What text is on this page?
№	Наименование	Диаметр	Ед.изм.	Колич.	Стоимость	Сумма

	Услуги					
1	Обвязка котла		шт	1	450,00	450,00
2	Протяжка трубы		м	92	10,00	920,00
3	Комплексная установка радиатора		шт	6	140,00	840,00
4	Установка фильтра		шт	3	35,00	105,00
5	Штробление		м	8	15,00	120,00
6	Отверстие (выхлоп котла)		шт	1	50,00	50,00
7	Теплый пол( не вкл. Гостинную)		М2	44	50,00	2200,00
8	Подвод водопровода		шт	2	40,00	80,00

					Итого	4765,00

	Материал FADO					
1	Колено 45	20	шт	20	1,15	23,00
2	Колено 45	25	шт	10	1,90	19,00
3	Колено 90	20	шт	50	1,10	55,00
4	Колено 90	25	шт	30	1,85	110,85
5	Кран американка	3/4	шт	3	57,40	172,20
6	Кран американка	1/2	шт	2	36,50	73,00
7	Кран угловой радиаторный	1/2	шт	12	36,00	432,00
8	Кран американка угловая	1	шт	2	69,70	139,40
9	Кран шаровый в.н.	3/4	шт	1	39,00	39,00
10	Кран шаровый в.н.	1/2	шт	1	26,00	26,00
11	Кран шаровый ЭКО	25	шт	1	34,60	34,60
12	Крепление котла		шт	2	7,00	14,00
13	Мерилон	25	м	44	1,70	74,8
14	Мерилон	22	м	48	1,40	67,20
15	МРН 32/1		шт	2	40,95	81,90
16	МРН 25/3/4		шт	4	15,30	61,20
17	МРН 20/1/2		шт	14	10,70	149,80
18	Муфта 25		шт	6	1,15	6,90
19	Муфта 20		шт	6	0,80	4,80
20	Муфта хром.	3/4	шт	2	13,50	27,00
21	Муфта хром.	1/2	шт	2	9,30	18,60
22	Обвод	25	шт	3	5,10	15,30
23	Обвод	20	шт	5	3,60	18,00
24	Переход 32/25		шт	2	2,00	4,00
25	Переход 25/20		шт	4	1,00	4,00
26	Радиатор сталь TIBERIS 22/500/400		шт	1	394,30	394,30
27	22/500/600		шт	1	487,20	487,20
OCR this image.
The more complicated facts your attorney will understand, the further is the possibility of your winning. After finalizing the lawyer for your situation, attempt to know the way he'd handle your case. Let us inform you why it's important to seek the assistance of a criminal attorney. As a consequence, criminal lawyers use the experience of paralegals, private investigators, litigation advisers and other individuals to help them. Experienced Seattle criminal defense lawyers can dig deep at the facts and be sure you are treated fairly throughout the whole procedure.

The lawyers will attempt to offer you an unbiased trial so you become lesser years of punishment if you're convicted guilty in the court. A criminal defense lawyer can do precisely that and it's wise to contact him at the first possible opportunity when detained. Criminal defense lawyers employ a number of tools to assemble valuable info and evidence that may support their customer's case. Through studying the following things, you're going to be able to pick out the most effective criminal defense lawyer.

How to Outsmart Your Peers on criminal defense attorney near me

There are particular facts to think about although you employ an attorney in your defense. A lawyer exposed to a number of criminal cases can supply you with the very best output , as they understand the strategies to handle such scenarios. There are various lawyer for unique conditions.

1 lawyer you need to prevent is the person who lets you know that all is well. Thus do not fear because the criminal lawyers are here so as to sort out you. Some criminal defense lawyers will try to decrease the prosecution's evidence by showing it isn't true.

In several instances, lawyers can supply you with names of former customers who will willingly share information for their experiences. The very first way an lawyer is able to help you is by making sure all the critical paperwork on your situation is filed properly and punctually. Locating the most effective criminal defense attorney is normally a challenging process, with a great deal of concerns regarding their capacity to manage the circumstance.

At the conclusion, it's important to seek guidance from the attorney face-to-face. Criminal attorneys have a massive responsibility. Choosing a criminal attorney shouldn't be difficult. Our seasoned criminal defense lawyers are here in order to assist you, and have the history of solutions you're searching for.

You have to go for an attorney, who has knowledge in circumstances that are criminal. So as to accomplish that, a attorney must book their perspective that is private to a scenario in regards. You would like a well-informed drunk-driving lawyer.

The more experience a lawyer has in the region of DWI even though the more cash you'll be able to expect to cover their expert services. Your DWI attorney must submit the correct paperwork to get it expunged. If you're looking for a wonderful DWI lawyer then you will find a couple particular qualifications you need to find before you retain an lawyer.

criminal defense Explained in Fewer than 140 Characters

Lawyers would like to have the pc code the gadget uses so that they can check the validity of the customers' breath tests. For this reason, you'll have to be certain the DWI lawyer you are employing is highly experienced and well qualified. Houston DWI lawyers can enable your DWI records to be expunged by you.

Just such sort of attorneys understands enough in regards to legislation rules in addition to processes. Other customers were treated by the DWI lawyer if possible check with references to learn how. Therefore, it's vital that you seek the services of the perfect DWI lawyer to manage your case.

========

- [Goal]:
Go over the records above and tally the lines with the word "Мерилон" in them. Give the number alone.

- [Solution]:
2